§ **EXERCISE MATERIALS**
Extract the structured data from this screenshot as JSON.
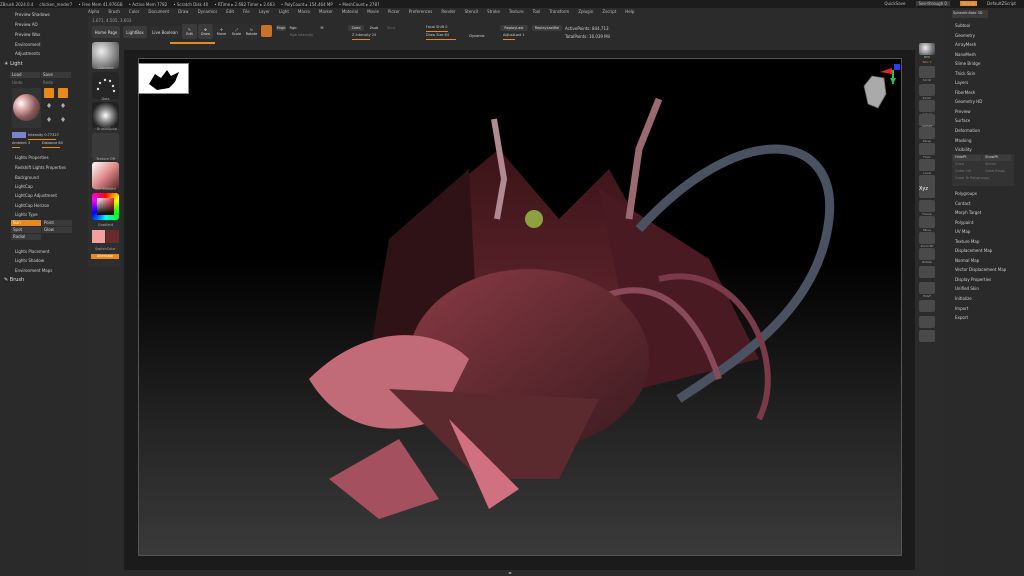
{
  "titlebar": {
    "app": "ZBrush 2024.0.4",
    "doc": "chicken_render7",
    "free_mem": "• Free Mem 41.976GB",
    "active_mem": "• Active Mem 7782",
    "scratch": "• Scratch Disk 40",
    "ztime": "• RTime ▸ 2.682 Timer ▸ 2.663",
    "polycount": "• PolyCount ▸ 154.464 MP",
    "meshcount": "• MeshCount ▸ 2787",
    "quicksave": "QuickSave",
    "see_through": "See-through  0",
    "menus": "Menus",
    "script": "DefaultZScript"
  },
  "coords": "1.671, 4.505, 3.603",
  "menubar": [
    "Alpha",
    "Brush",
    "Color",
    "Document",
    "Draw",
    "Dynamics",
    "Edit",
    "File",
    "Layer",
    "Light",
    "Macro",
    "Marker",
    "Material",
    "Movie",
    "Picker",
    "Preferences",
    "Render",
    "Stencil",
    "Stroke",
    "Texture",
    "Tool",
    "Transform",
    "Zplugin",
    "Zscript",
    "Help"
  ],
  "left_panel": {
    "top_items": [
      "Preview Shadows",
      "Preview AO",
      "Preview Wax",
      "Environment",
      "Adjustments"
    ],
    "light_title": "Light",
    "light_buttons": [
      "Load",
      "Save",
      "Undo",
      "Redo"
    ],
    "intensity_label": "Intensity 0.77327",
    "ambient_label": "Ambient 3",
    "distance_label": "Distance 80",
    "light_subs": [
      "Lights Properties",
      "Redshift Lights Properties",
      "Background",
      "LightCap",
      "LightCap Adjustment",
      "LightCap Horizon",
      "Lights Type"
    ],
    "light_types": [
      "Sun",
      "Point",
      "Spot",
      "Glow",
      "Radial"
    ],
    "bottom_items": [
      "Lights Placement",
      "Lights Shadow",
      "Environment Maps"
    ],
    "brush_title": "Brush"
  },
  "shelf": {
    "brush_label": "Standard",
    "stroke_label": "Dots",
    "alpha_label": "~BrushAlpha",
    "texture_label": "Texture Off",
    "material_label": "SkinShade4",
    "gradient_label": "Gradient",
    "switch_label": "SwitchColor",
    "alternate_label": "Alternate",
    "primary_color": "#f2a0a0",
    "secondary_color": "#6a2a2a"
  },
  "topbar": {
    "home_page": "Home Page",
    "lightbox": "LightBox",
    "live_boolean": "Live Boolean",
    "edit": "Edit",
    "draw": "Draw",
    "move": "Move",
    "scale": "Scale",
    "rotate": "Rotate",
    "mrgb": "Mrgb",
    "rgb": "Rgb",
    "m": "M",
    "zadd": "Zadd",
    "zsub": "Zsub",
    "zcut": "Zcut",
    "rgb_intensity": "Rgb Intensity",
    "z_intensity": "Z Intensity 25",
    "focal_shift": "Focal Shift 0",
    "draw_size": "Draw Size 64",
    "dynamic": "Dynamic",
    "replay_last": "ReplayLast",
    "replay_last_rel": "ReplayLastRel",
    "active_points": "ActivePoints: 844,713",
    "total_points": "TotalPoints: 16.039 Mil",
    "adjust_last": "AdjustLast 1"
  },
  "right_shelf": [
    "BPR",
    "SPix 3",
    "Scroll",
    "Zoom",
    "Actual",
    "AAHalf",
    "Persp",
    "Floor",
    "Local",
    "LSym",
    "Xyz",
    "Frame",
    "Move",
    "Zoom3D",
    "Rotate",
    "Line Fill",
    "PolyF",
    "Transp",
    "Solo",
    "Dynamic",
    "Ghost",
    "Xpose"
  ],
  "right_panel": {
    "spheres": "SphereInflate 3D",
    "items_top": [
      "Subtool",
      "Geometry",
      "ArrayMesh",
      "NanoMesh",
      "Slime Bridge",
      "Thick Skin",
      "Layers",
      "FiberMesh",
      "Geometry HD",
      "Preview",
      "Surface",
      "Deformation",
      "Masking",
      "Visibility"
    ],
    "visibility_buttons": [
      "HidePt",
      "ShowPt",
      "Grow",
      "Shrink",
      "Outer Hit",
      "Grow Rings",
      "Grow To Polygroups"
    ],
    "items_bottom": [
      "Polygroups",
      "Contact",
      "Morph Target",
      "Polypaint",
      "UV Map",
      "Texture Map",
      "Displacement Map",
      "Normal Map",
      "Vector Displacement Map",
      "Display Properties",
      "Unified Skin",
      "Initialize",
      "Import",
      "Export"
    ]
  }
}
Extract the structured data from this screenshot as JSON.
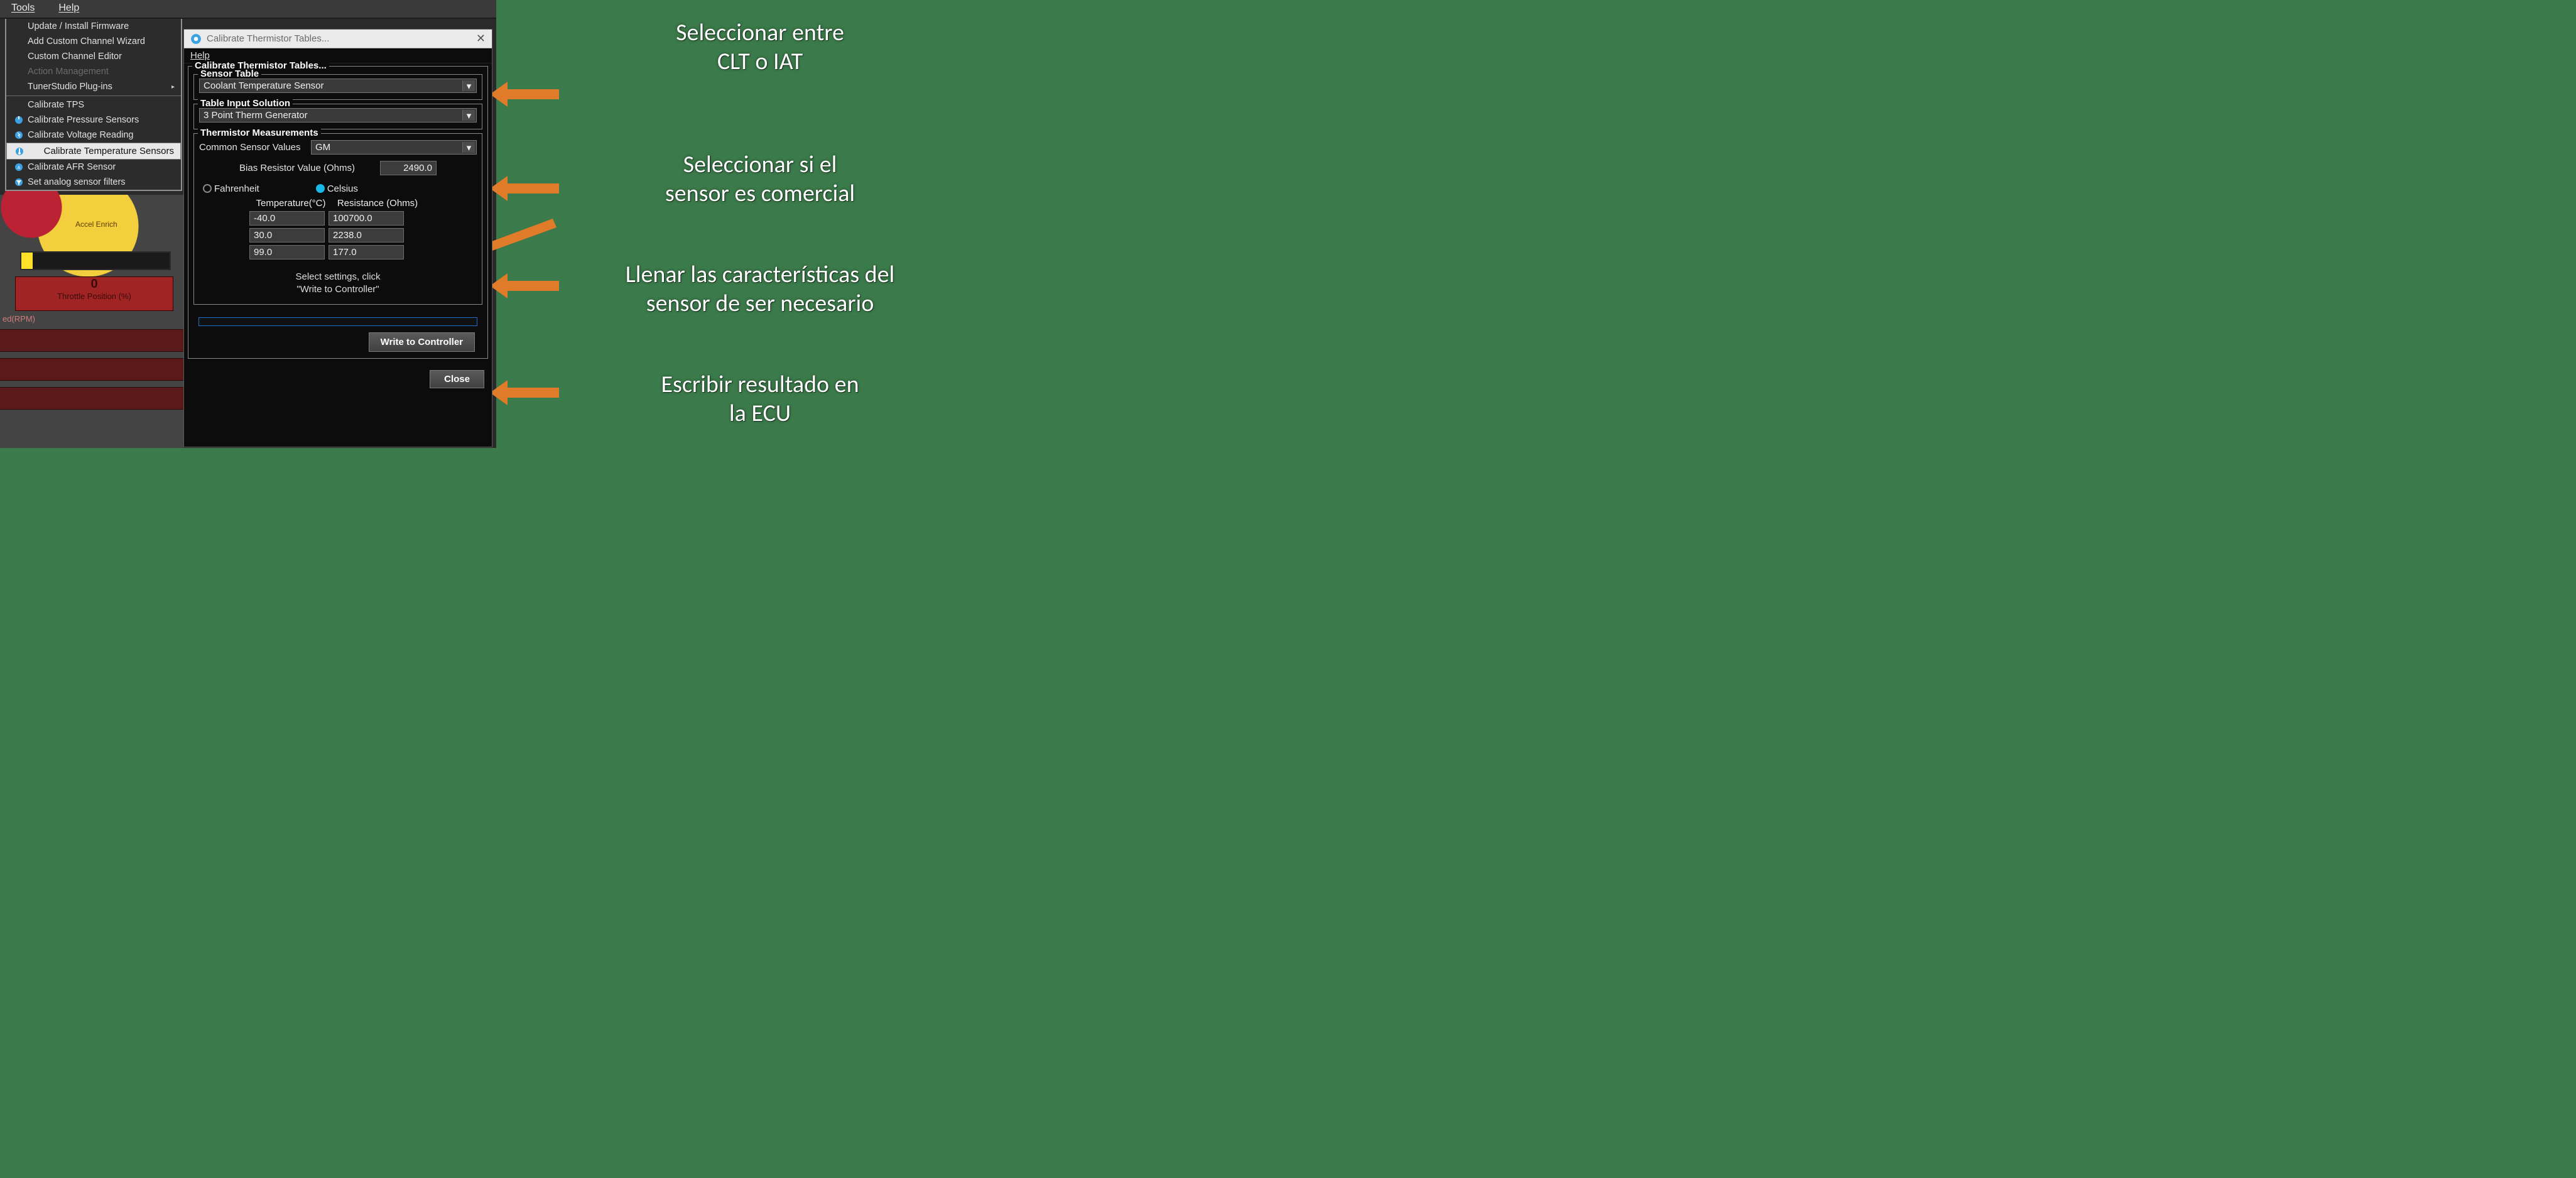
{
  "menubar": {
    "tools": "Tools",
    "help": "Help"
  },
  "tools_menu": {
    "update": "Update / Install Firmware",
    "add_wiz": "Add Custom Channel Wizard",
    "cc_editor": "Custom Channel Editor",
    "action_mgmt": "Action Management",
    "plugins": "TunerStudio Plug-ins",
    "cal_tps": "Calibrate TPS",
    "cal_press": "Calibrate Pressure Sensors",
    "cal_volt": "Calibrate Voltage Reading",
    "cal_temp": "Calibrate Temperature Sensors",
    "cal_afr": "Calibrate AFR Sensor",
    "set_analog": "Set analog sensor filters"
  },
  "dialog": {
    "title": "Calibrate Thermistor Tables...",
    "help": "Help",
    "main_legend": "Calibrate Thermistor Tables...",
    "sensor_table": {
      "legend": "Sensor Table",
      "value": "Coolant Temperature Sensor"
    },
    "table_input": {
      "legend": "Table Input Solution",
      "value": "3 Point Therm Generator"
    },
    "therm": {
      "legend": "Thermistor Measurements",
      "common_label": "Common Sensor Values",
      "common_value": "GM",
      "bias_label": "Bias Resistor Value (Ohms)",
      "bias_value": "2490.0",
      "fahrenheit": "Fahrenheit",
      "celsius": "Celsius",
      "col_temp": "Temperature(°C)",
      "col_res": "Resistance (Ohms)",
      "rows": [
        {
          "t": "-40.0",
          "r": "100700.0"
        },
        {
          "t": "30.0",
          "r": "2238.0"
        },
        {
          "t": "99.0",
          "r": "177.0"
        }
      ],
      "hint1": "Select settings, click",
      "hint2": "\"Write to Controller\""
    },
    "write_btn": "Write to Controller",
    "close_btn": "Close"
  },
  "bg": {
    "accel": "Accel Enrich",
    "zero": "0",
    "tp": "Throttle Position (%)",
    "rpm": "ed(RPM)"
  },
  "annotations": {
    "a1": "Seleccionar entre\nCLT o IAT",
    "a2": "Seleccionar si el\nsensor es comercial",
    "a3": "Llenar las características del\nsensor de ser necesario",
    "a4": "Escribir resultado en\nla ECU"
  }
}
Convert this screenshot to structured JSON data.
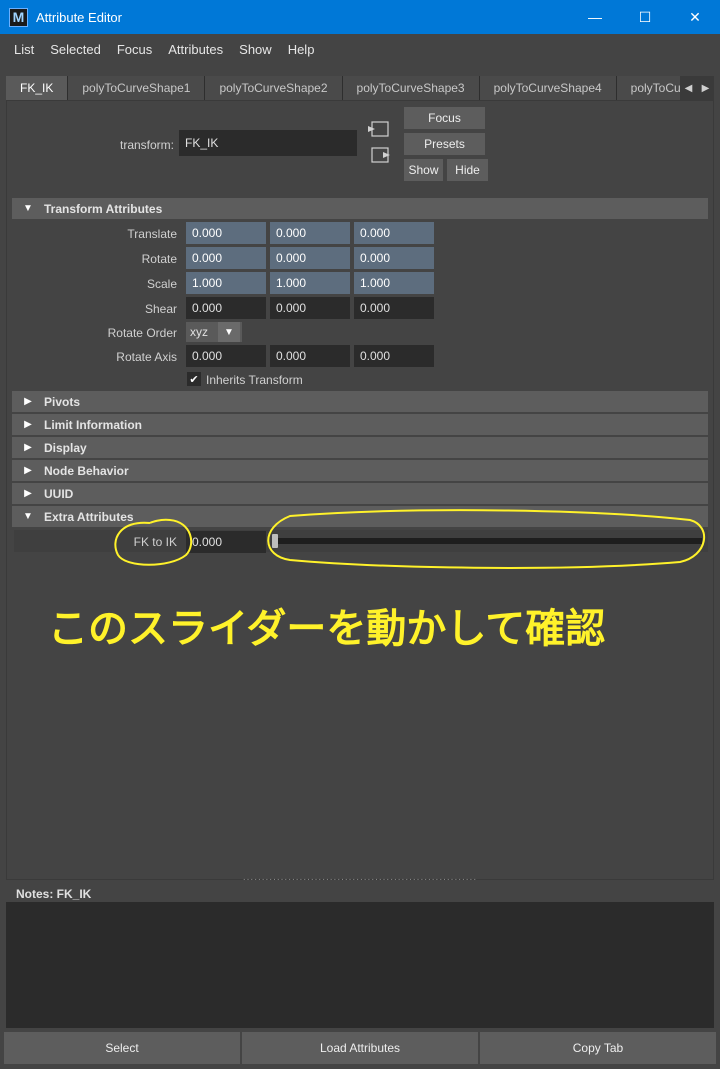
{
  "window": {
    "title": "Attribute Editor",
    "app_icon_letter": "M",
    "minimize": "—",
    "maximize": "☐",
    "close": "✕"
  },
  "menu": [
    "List",
    "Selected",
    "Focus",
    "Attributes",
    "Show",
    "Help"
  ],
  "tabs": [
    "FK_IK",
    "polyToCurveShape1",
    "polyToCurveShape2",
    "polyToCurveShape3",
    "polyToCurveShape4",
    "polyToCur"
  ],
  "header": {
    "transform_label": "transform:",
    "transform_value": "FK_IK",
    "focus_button": "Focus",
    "presets_button": "Presets",
    "show_button": "Show",
    "hide_button": "Hide"
  },
  "transform_attributes": {
    "title": "Transform Attributes",
    "translate": {
      "label": "Translate",
      "x": "0.000",
      "y": "0.000",
      "z": "0.000"
    },
    "rotate": {
      "label": "Rotate",
      "x": "0.000",
      "y": "0.000",
      "z": "0.000"
    },
    "scale": {
      "label": "Scale",
      "x": "1.000",
      "y": "1.000",
      "z": "1.000"
    },
    "shear": {
      "label": "Shear",
      "x": "0.000",
      "y": "0.000",
      "z": "0.000"
    },
    "rotate_order": {
      "label": "Rotate Order",
      "value": "xyz"
    },
    "rotate_axis": {
      "label": "Rotate Axis",
      "x": "0.000",
      "y": "0.000",
      "z": "0.000"
    },
    "inherits_transform": {
      "label": "Inherits Transform",
      "checked": true
    }
  },
  "sections": {
    "pivots": "Pivots",
    "limit_information": "Limit Information",
    "display": "Display",
    "node_behavior": "Node Behavior",
    "uuid": "UUID",
    "extra_attributes": "Extra Attributes"
  },
  "extra": {
    "fk_to_ik_label": "FK to IK",
    "fk_to_ik_value": "0.000",
    "slider_fraction": 0.0
  },
  "annotation": {
    "text": "このスライダーを動かして確認",
    "color": "#fff22a"
  },
  "notes": {
    "label": "Notes:  FK_IK"
  },
  "bottom": {
    "select": "Select",
    "load_attributes": "Load Attributes",
    "copy_tab": "Copy Tab"
  },
  "colors": {
    "titlebar": "#0078d7",
    "background": "#444444",
    "highlight_field": "#5d6d7e"
  }
}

§ **WHAT IS REQUIRED**
Reply with nothing but a number: how many lines of the entries above contain the string "Temperature"?

§ **TASK RESPONSE**
3